** START **
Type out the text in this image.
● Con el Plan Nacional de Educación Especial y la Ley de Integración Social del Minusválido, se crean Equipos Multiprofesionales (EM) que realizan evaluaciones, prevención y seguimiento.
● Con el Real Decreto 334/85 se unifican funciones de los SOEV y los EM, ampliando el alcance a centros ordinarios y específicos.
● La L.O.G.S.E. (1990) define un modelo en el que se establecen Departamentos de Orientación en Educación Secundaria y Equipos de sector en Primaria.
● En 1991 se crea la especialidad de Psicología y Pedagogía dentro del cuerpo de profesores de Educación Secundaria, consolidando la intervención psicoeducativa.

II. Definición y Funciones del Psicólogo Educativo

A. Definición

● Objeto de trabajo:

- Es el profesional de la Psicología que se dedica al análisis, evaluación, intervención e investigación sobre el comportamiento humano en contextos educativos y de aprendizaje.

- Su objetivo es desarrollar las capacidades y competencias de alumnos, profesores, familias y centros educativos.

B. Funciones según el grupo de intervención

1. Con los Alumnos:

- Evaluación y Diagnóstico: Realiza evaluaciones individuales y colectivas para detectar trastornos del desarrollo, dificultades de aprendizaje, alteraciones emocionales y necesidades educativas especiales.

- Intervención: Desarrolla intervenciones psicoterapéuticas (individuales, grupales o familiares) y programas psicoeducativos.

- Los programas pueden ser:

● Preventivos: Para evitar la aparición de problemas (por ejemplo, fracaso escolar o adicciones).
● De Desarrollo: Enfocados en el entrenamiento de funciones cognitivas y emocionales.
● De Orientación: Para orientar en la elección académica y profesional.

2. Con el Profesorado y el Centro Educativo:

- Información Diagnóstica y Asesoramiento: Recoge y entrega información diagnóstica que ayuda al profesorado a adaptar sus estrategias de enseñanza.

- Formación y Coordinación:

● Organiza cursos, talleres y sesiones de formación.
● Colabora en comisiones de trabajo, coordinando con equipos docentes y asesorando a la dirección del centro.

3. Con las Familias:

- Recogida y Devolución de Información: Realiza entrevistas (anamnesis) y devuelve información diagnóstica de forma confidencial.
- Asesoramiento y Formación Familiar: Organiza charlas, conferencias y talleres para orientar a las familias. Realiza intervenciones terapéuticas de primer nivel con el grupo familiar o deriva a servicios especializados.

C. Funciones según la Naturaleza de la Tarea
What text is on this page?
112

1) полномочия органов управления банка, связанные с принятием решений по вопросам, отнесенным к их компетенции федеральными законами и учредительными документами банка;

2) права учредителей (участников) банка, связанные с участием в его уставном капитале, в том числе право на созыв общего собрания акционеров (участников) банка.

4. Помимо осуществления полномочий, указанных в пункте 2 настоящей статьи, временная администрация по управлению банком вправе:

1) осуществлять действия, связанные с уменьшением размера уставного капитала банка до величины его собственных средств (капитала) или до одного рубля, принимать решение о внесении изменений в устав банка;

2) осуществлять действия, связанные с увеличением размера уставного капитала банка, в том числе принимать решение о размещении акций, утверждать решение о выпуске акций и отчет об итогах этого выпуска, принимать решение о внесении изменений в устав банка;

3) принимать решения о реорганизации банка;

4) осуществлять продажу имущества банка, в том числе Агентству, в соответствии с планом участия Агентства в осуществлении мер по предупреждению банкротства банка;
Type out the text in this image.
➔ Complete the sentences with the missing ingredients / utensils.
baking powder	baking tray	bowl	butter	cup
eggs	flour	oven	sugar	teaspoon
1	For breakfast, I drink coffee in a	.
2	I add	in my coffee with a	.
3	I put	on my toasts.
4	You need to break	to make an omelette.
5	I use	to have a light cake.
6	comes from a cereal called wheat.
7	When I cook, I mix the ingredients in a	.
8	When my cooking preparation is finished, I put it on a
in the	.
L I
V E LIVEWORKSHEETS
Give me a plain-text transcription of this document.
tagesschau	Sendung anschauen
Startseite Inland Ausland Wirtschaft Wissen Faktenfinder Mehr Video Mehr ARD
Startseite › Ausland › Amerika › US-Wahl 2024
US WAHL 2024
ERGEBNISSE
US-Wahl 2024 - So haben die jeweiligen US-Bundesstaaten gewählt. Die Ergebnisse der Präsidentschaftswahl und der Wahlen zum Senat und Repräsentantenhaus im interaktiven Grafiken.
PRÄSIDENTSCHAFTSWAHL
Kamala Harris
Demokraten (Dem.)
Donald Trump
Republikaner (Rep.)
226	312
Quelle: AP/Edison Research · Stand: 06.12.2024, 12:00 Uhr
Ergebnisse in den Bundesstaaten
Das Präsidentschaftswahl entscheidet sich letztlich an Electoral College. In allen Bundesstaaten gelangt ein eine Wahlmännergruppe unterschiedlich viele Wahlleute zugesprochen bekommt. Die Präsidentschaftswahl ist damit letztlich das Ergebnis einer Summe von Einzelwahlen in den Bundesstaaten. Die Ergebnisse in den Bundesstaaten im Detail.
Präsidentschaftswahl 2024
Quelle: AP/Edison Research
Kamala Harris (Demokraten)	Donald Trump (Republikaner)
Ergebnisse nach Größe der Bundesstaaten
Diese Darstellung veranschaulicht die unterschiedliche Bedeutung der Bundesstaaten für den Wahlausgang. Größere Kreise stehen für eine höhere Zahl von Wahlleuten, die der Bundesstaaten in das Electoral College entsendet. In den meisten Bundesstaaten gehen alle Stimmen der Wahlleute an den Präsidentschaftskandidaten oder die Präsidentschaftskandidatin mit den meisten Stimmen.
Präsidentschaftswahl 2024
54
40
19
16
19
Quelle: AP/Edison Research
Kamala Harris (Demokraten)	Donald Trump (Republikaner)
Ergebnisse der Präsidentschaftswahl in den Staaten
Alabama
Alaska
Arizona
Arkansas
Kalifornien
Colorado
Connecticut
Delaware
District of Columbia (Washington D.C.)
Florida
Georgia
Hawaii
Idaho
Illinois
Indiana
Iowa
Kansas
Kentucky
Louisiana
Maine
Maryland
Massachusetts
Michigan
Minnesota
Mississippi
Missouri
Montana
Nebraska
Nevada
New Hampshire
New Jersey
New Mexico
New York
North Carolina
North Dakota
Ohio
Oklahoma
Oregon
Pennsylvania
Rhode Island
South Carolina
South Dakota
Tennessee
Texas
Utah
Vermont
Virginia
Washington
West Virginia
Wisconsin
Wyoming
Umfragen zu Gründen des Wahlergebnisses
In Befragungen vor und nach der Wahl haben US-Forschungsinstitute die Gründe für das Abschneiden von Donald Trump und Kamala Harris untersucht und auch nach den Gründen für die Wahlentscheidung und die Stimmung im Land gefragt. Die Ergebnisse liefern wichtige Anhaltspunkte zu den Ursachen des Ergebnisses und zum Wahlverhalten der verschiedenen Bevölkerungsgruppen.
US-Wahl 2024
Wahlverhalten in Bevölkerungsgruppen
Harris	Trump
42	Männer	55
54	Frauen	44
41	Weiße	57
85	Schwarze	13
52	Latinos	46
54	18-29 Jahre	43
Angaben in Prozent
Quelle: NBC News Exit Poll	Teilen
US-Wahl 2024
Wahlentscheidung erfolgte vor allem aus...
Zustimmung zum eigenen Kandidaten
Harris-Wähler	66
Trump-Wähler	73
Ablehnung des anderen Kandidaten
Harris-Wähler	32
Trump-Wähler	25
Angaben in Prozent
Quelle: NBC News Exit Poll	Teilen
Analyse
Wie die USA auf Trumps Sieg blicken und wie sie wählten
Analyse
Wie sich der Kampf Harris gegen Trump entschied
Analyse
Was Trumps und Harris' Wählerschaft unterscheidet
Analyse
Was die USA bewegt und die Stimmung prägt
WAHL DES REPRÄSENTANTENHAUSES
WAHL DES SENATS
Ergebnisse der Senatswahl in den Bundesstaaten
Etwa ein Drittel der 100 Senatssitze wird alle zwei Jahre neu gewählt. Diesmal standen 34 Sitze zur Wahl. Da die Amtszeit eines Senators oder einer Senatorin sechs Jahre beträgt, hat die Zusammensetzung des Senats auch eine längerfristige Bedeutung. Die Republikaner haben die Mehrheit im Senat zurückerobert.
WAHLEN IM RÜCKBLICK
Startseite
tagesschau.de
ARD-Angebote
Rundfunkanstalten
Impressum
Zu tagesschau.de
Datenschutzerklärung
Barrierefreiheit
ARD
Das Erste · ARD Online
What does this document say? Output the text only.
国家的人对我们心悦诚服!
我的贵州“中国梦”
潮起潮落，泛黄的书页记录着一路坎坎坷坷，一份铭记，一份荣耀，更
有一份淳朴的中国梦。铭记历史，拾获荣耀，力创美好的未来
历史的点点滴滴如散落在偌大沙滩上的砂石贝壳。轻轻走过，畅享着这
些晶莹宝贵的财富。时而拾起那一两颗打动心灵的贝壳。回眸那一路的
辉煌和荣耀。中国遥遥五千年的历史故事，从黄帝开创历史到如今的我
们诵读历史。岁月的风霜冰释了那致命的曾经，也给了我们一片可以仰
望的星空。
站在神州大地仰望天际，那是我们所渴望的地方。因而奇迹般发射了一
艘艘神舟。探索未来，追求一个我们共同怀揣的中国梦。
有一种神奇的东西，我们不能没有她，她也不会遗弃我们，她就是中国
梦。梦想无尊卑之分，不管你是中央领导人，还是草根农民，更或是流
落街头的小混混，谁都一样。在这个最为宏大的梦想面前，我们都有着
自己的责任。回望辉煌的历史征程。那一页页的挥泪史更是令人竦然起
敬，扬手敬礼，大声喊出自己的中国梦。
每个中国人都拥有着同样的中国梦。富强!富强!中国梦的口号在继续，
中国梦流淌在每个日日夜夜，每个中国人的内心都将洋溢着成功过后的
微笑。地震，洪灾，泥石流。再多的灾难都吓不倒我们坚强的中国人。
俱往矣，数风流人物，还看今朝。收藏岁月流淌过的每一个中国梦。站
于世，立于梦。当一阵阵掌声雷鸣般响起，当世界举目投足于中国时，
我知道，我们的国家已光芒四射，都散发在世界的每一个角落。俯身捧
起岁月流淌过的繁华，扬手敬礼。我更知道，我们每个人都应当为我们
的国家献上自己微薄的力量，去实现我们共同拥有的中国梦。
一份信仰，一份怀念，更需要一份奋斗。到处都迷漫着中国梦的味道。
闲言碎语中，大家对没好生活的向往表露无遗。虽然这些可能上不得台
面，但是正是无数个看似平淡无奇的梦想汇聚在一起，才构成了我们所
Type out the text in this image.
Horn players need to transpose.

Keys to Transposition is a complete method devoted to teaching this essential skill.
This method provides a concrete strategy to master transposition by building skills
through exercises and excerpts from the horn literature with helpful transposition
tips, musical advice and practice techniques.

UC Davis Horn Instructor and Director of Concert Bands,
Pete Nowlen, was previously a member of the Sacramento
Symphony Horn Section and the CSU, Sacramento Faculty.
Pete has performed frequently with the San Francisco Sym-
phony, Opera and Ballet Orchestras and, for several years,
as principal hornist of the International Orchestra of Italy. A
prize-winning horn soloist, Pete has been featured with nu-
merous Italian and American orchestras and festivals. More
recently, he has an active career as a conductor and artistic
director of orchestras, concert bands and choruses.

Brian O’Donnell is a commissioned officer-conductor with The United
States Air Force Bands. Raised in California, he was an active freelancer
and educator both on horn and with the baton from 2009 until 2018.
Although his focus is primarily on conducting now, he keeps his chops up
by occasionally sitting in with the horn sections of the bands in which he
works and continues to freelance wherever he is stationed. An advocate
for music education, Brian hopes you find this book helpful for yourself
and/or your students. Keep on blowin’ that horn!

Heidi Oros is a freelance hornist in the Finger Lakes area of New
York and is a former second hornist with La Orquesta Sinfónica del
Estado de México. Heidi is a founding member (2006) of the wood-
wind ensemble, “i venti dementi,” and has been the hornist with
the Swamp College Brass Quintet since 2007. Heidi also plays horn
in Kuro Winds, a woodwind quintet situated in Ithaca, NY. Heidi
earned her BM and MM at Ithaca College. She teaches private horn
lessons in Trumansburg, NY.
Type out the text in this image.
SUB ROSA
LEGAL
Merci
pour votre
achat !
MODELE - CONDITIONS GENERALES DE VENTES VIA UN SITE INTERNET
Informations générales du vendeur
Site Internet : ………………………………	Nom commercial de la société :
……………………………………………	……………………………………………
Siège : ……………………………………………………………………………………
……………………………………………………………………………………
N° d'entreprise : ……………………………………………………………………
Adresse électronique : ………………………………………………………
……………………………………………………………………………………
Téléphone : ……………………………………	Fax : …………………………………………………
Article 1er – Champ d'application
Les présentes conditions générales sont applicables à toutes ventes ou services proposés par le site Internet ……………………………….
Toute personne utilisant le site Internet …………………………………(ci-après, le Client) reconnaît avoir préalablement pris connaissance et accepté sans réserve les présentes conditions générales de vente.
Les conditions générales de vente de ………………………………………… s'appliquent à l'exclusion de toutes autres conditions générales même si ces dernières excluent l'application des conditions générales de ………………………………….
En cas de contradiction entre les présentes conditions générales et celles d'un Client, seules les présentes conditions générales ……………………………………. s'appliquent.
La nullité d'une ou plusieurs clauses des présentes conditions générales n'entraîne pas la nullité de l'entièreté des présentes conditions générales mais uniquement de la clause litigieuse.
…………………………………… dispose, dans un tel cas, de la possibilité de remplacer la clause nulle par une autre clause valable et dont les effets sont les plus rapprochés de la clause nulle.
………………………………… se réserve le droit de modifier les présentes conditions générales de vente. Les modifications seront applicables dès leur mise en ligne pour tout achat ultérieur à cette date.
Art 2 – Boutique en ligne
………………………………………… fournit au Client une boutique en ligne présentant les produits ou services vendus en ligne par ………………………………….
** END **
__Task details__.
Copy every line in the entries above that has the string "applicables" in it.

__Written answer__.
Les présentes conditions générales sont applicables à toutes ventes ou services proposés par le site Internet ……………………………….
………………………………… se réserve le droit de modifier les présentes conditions générales de vente. Les modifications seront applicables dès leur mise en ligne pour tout achat ultérieur à cette date.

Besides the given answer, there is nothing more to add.